■ **EXERCISE REQUIREMENTS**
Pick every line from the data that holds the word "Team".

■ **DATASET EXTRACT**

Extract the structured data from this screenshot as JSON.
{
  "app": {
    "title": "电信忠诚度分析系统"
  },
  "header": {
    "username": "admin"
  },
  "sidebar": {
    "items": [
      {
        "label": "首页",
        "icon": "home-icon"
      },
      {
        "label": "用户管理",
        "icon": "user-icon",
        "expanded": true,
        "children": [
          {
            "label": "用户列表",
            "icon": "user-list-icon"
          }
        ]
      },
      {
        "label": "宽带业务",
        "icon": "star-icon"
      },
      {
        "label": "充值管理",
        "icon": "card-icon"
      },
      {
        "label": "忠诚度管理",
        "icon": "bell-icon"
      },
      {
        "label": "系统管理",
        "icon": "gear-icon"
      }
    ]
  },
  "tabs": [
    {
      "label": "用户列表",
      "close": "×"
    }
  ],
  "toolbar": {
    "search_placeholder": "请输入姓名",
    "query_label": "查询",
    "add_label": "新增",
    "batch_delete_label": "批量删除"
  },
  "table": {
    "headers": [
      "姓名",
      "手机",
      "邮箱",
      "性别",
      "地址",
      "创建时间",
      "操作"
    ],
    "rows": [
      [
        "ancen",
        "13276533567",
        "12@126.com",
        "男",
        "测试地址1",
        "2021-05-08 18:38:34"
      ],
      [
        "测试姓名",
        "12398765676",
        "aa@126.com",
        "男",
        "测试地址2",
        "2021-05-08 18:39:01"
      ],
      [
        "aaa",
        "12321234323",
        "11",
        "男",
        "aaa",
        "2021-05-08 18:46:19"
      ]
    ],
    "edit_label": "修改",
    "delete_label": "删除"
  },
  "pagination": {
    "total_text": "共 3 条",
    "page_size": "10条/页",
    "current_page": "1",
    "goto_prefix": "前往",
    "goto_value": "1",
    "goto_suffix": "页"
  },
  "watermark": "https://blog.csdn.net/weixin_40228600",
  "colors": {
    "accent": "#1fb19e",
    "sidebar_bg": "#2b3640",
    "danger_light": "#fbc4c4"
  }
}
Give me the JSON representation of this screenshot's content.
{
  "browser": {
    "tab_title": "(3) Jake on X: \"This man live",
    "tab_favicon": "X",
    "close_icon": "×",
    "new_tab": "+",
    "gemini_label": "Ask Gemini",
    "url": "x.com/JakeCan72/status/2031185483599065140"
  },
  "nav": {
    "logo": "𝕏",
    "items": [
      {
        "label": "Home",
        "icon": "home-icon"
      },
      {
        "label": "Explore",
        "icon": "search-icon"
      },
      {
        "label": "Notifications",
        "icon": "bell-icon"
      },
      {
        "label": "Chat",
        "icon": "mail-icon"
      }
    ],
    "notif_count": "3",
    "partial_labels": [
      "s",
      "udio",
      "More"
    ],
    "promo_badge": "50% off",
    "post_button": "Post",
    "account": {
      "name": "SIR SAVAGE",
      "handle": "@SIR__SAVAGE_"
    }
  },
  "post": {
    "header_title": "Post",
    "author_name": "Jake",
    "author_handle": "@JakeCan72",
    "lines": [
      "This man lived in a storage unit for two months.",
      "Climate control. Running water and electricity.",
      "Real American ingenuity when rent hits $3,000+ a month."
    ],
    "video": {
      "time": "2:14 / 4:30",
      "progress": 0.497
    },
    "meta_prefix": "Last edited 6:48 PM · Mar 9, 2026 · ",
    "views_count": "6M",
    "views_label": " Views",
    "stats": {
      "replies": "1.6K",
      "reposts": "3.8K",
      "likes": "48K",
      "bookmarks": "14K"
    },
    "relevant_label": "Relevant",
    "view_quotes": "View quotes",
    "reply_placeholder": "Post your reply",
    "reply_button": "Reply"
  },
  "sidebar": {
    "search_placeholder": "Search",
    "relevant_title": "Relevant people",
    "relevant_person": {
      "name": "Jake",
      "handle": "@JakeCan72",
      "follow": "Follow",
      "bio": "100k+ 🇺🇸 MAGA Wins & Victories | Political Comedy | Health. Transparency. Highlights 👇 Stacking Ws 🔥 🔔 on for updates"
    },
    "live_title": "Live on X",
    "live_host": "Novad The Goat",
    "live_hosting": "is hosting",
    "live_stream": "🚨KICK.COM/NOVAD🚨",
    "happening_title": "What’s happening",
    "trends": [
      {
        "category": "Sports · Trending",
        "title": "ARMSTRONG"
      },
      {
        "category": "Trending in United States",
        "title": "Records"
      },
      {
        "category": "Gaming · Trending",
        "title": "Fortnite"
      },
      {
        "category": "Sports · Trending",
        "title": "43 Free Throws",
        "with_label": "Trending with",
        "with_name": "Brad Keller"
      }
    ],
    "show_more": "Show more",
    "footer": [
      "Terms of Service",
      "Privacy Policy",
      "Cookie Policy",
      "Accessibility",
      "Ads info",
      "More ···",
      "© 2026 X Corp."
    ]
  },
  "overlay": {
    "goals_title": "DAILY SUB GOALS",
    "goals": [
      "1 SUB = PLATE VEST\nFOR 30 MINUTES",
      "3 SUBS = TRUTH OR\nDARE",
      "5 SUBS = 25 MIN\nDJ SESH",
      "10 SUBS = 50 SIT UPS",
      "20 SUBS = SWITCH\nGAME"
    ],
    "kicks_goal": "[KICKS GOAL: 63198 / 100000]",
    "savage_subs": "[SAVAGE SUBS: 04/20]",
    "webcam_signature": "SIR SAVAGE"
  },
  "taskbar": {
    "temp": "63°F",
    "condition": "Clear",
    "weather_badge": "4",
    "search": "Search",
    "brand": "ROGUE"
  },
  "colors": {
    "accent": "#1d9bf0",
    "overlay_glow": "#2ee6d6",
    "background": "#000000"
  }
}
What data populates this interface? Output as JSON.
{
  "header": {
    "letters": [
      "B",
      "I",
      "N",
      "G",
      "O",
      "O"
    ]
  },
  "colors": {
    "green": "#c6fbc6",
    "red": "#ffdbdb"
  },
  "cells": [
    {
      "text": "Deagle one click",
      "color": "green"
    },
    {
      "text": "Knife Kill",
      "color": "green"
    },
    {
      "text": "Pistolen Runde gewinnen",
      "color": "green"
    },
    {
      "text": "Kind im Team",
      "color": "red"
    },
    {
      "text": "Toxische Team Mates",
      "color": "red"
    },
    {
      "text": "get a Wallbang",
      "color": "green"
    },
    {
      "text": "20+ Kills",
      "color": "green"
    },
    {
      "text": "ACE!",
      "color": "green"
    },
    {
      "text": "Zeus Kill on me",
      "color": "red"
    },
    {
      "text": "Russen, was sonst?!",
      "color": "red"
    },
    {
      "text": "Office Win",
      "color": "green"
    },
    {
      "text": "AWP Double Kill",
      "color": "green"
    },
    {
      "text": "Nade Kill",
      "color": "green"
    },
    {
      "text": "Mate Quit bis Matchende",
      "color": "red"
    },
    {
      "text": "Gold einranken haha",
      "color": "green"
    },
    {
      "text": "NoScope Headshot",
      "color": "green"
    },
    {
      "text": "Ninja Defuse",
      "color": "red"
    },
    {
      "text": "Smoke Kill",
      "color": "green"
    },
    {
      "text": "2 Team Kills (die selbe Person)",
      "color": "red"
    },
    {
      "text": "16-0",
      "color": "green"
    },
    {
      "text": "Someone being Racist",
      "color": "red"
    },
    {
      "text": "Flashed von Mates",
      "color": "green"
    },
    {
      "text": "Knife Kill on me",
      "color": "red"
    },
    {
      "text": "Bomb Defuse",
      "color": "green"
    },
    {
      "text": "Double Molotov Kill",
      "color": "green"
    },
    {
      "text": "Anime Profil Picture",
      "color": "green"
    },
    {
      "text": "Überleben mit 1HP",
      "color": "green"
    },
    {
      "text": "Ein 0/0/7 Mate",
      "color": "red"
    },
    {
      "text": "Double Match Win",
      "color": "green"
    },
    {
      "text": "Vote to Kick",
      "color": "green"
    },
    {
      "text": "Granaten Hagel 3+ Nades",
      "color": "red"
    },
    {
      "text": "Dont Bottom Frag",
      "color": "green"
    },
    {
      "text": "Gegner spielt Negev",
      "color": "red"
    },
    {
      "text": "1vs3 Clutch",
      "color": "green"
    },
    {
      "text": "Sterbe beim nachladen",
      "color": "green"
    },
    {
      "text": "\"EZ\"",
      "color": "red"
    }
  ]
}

■ **SOLUTION TO THIS EXERCISE**
      "text": "Kind im Team",
      "text": "Toxische Team Mates",
      "text": "2 Team Kills (die selbe Person)",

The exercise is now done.